◆ Data records ◆
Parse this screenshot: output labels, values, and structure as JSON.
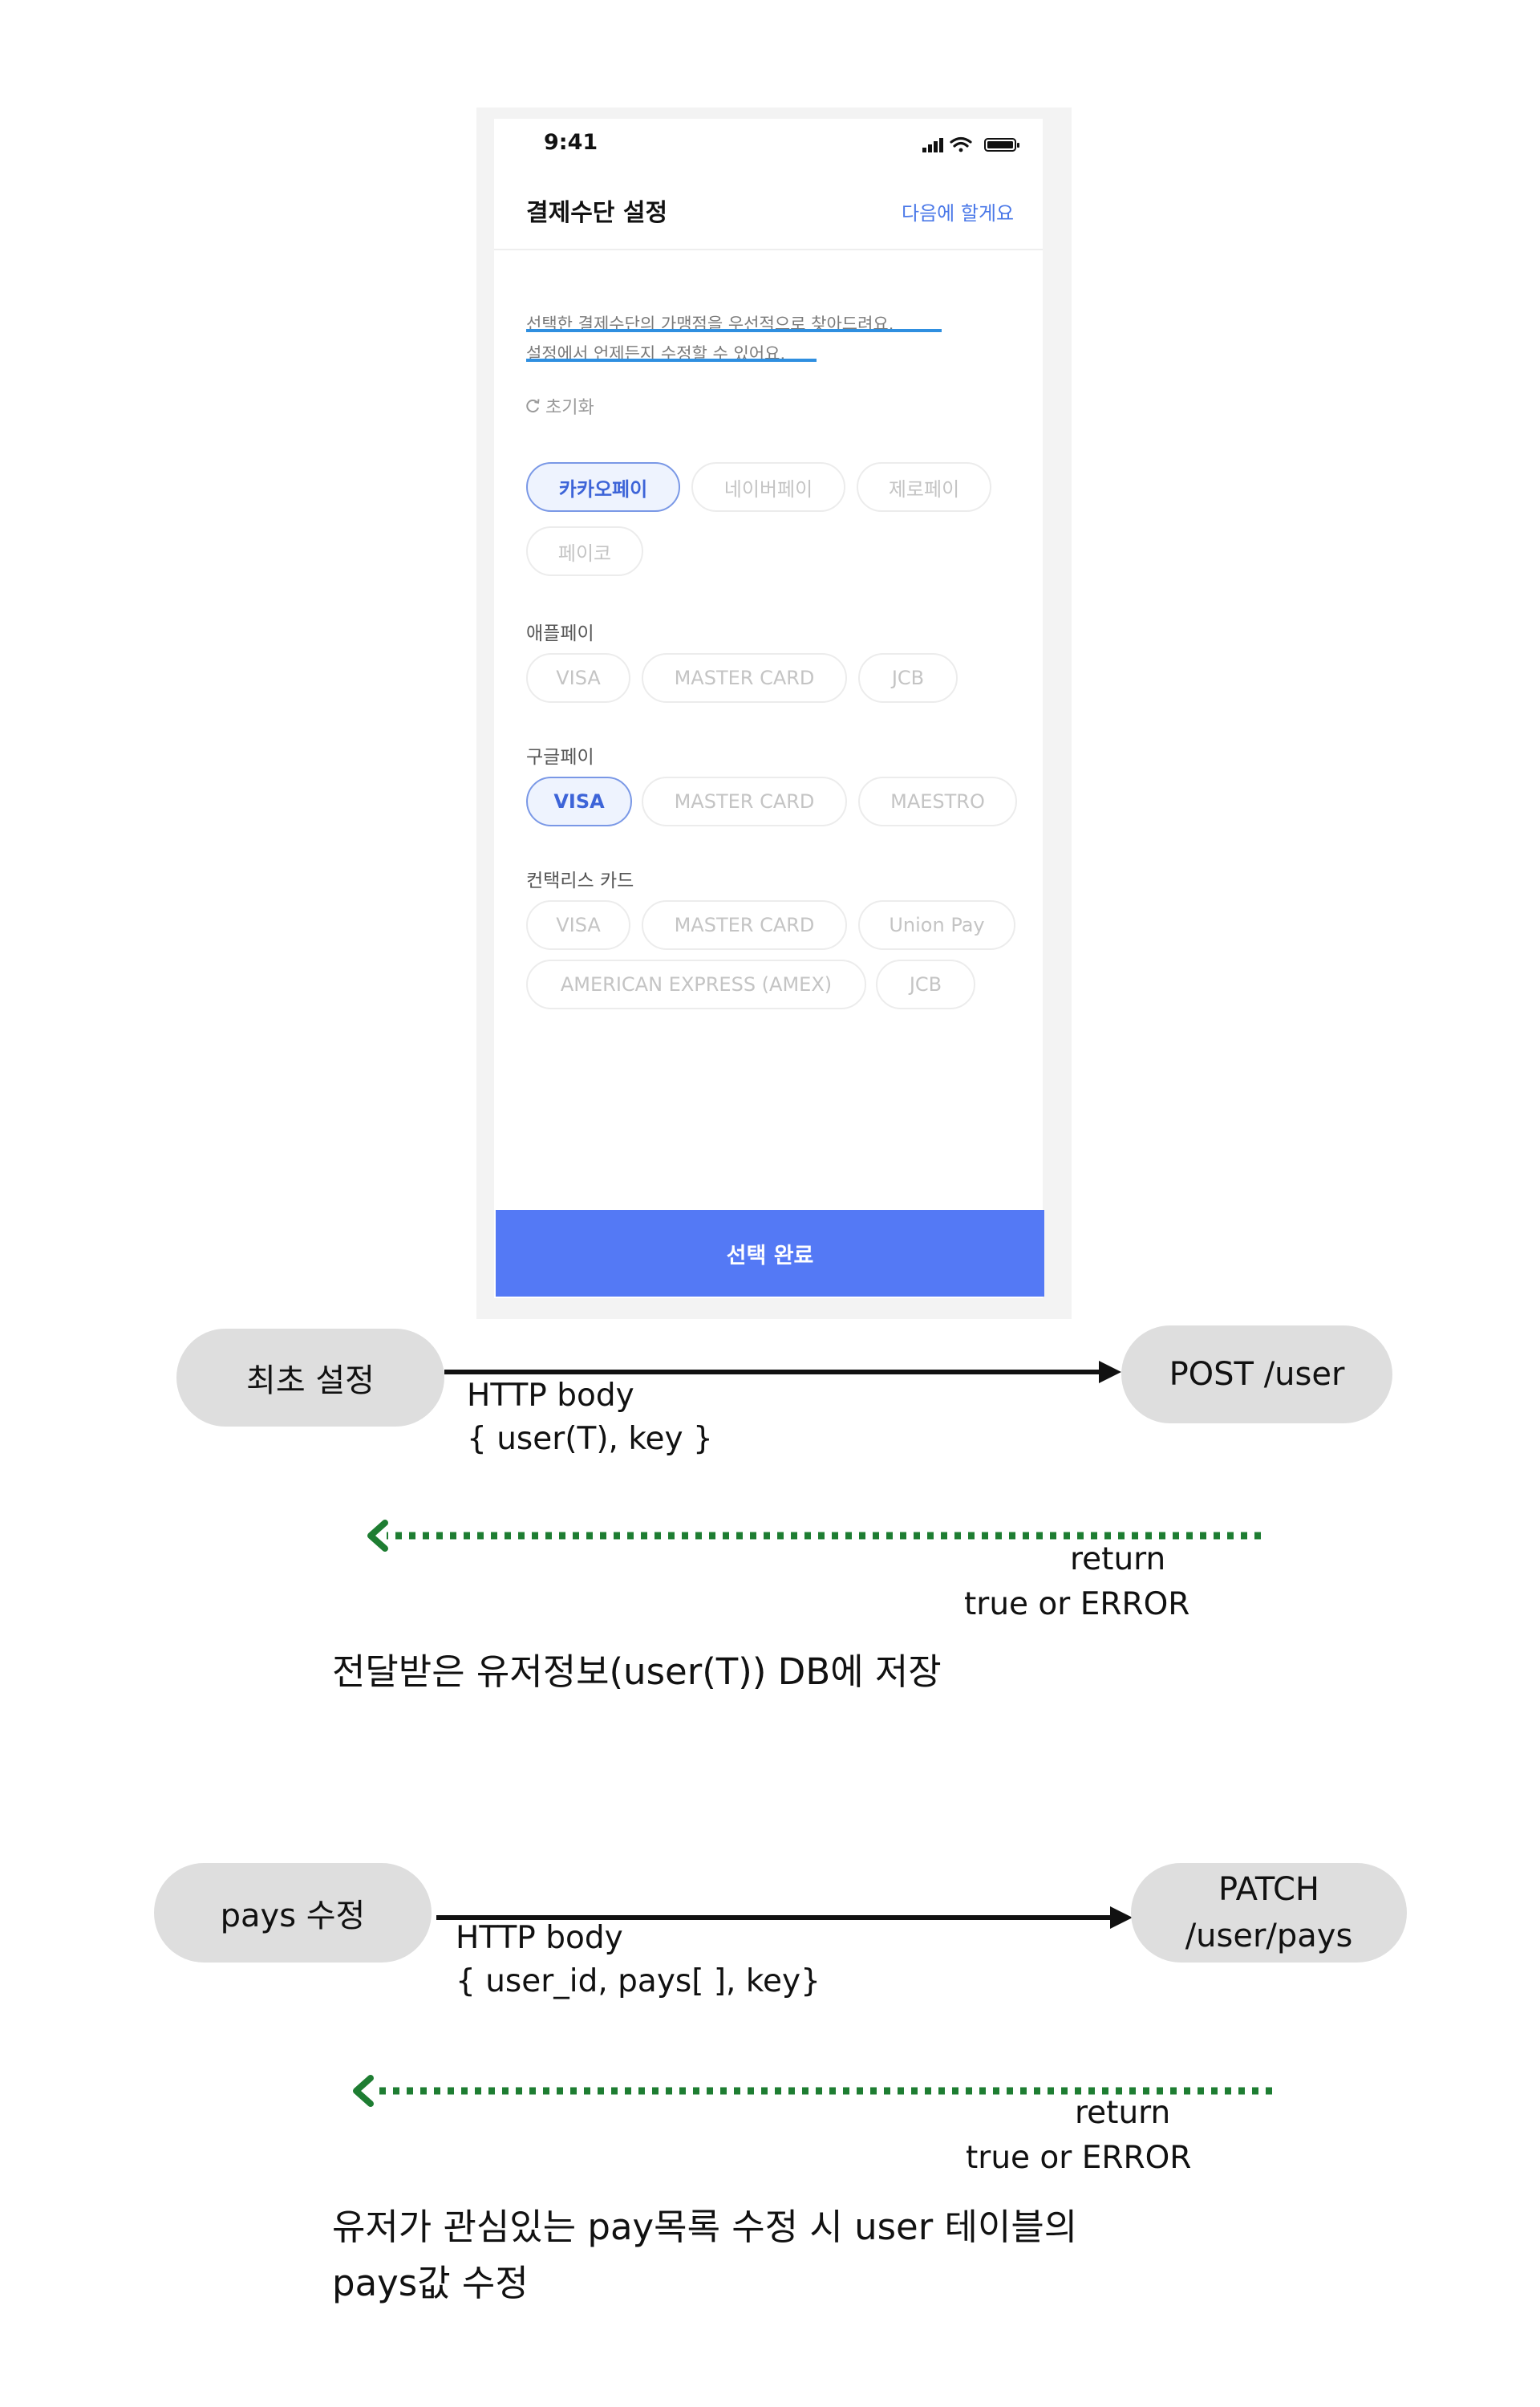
{
  "status_bar": {
    "time": "9:41"
  },
  "header": {
    "title": "결제수단 설정",
    "skip_label": "다음에 할게요"
  },
  "description": {
    "line1": "선택한 결제수단의 가맹점을 우선적으로 찾아드려요.",
    "line2": "설정에서 언제든지 수정할 수 있어요."
  },
  "reset_label": "초기화",
  "top_chips": [
    {
      "label": "카카오페이",
      "selected": true
    },
    {
      "label": "네이버페이",
      "selected": false
    },
    {
      "label": "제로페이",
      "selected": false
    },
    {
      "label": "페이코",
      "selected": false
    }
  ],
  "sections": [
    {
      "title": "애플페이",
      "chips": [
        {
          "label": "VISA",
          "selected": false
        },
        {
          "label": "MASTER CARD",
          "selected": false
        },
        {
          "label": "JCB",
          "selected": false
        }
      ]
    },
    {
      "title": "구글페이",
      "chips": [
        {
          "label": "VISA",
          "selected": true
        },
        {
          "label": "MASTER CARD",
          "selected": false
        },
        {
          "label": "MAESTRO",
          "selected": false
        }
      ]
    },
    {
      "title": "컨택리스 카드",
      "chips": [
        {
          "label": "VISA",
          "selected": false
        },
        {
          "label": "MASTER CARD",
          "selected": false
        },
        {
          "label": "Union Pay",
          "selected": false
        },
        {
          "label": "AMERICAN EXPRESS (AMEX)",
          "selected": false
        },
        {
          "label": "JCB",
          "selected": false
        }
      ]
    }
  ],
  "complete_button": "선택 완료",
  "flow1": {
    "client": "최초 설정",
    "server": "POST /user",
    "request_line1": "HTTP body",
    "request_line2": "{ user(T), key }",
    "return_line1": "return",
    "return_line2": "true or ERROR",
    "note": "전달받은 유저정보(user(T)) DB에 저장"
  },
  "flow2": {
    "client": "pays 수정",
    "server_line1": "PATCH",
    "server_line2": "/user/pays",
    "request_line1": "HTTP body",
    "request_line2": "{ user_id, pays[ ], key}",
    "return_line1": "return",
    "return_line2": "true or ERROR",
    "note_line1": "유저가 관심있는 pay목록 수정 시 user 테이블의",
    "note_line2": "pays값 수정"
  },
  "colors": {
    "primary": "#5479f5",
    "link": "#4a78e8",
    "chip_selected_border": "#7a98e6",
    "chip_selected_bg": "#eef3fe",
    "underline": "#2f8fe0",
    "return_arrow": "#1e7d32",
    "pill_bg": "#dedede"
  },
  "icons": [
    "signal-icon",
    "wifi-icon",
    "battery-icon",
    "refresh-icon",
    "arrow-right-icon",
    "arrow-left-dotted-icon"
  ]
}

◆ SHORT TASK ◆
Skip the pictures, then retype every line above exactly.

◆ EXPECTED ANSWER ◆
Parse this screenshot: output labels, values, and structure as JSON.
{
  "status_bar": {
    "time": "9:41"
  },
  "header": {
    "title": "결제수단 설정",
    "skip_label": "다음에 할게요"
  },
  "description": {
    "line1": "선택한 결제수단의 가맹점을 우선적으로 찾아드려요.",
    "line2": "설정에서 언제든지 수정할 수 있어요."
  },
  "reset_label": "초기화",
  "top_chips": [
    {
      "label": "카카오페이",
      "selected": true
    },
    {
      "label": "네이버페이",
      "selected": false
    },
    {
      "label": "제로페이",
      "selected": false
    },
    {
      "label": "페이코",
      "selected": false
    }
  ],
  "sections": [
    {
      "title": "애플페이",
      "chips": [
        {
          "label": "VISA",
          "selected": false
        },
        {
          "label": "MASTER CARD",
          "selected": false
        },
        {
          "label": "JCB",
          "selected": false
        }
      ]
    },
    {
      "title": "구글페이",
      "chips": [
        {
          "label": "VISA",
          "selected": true
        },
        {
          "label": "MASTER CARD",
          "selected": false
        },
        {
          "label": "MAESTRO",
          "selected": false
        }
      ]
    },
    {
      "title": "컨택리스 카드",
      "chips": [
        {
          "label": "VISA",
          "selected": false
        },
        {
          "label": "MASTER CARD",
          "selected": false
        },
        {
          "label": "Union Pay",
          "selected": false
        },
        {
          "label": "AMERICAN EXPRESS (AMEX)",
          "selected": false
        },
        {
          "label": "JCB",
          "selected": false
        }
      ]
    }
  ],
  "complete_button": "선택 완료",
  "flow1": {
    "client": "최초 설정",
    "server": "POST /user",
    "request_line1": "HTTP body",
    "request_line2": "{ user(T), key }",
    "return_line1": "return",
    "return_line2": "true or ERROR",
    "note": "전달받은 유저정보(user(T)) DB에 저장"
  },
  "flow2": {
    "client": "pays 수정",
    "server_line1": "PATCH",
    "server_line2": "/user/pays",
    "request_line1": "HTTP body",
    "request_line2": "{ user_id, pays[ ], key}",
    "return_line1": "return",
    "return_line2": "true or ERROR",
    "note_line1": "유저가 관심있는 pay목록 수정 시 user 테이블의",
    "note_line2": "pays값 수정"
  },
  "colors": {
    "primary": "#5479f5",
    "link": "#4a78e8",
    "chip_selected_border": "#7a98e6",
    "chip_selected_bg": "#eef3fe",
    "underline": "#2f8fe0",
    "return_arrow": "#1e7d32",
    "pill_bg": "#dedede"
  },
  "icons": [
    "signal-icon",
    "wifi-icon",
    "battery-icon",
    "refresh-icon",
    "arrow-right-icon",
    "arrow-left-dotted-icon"
  ]
}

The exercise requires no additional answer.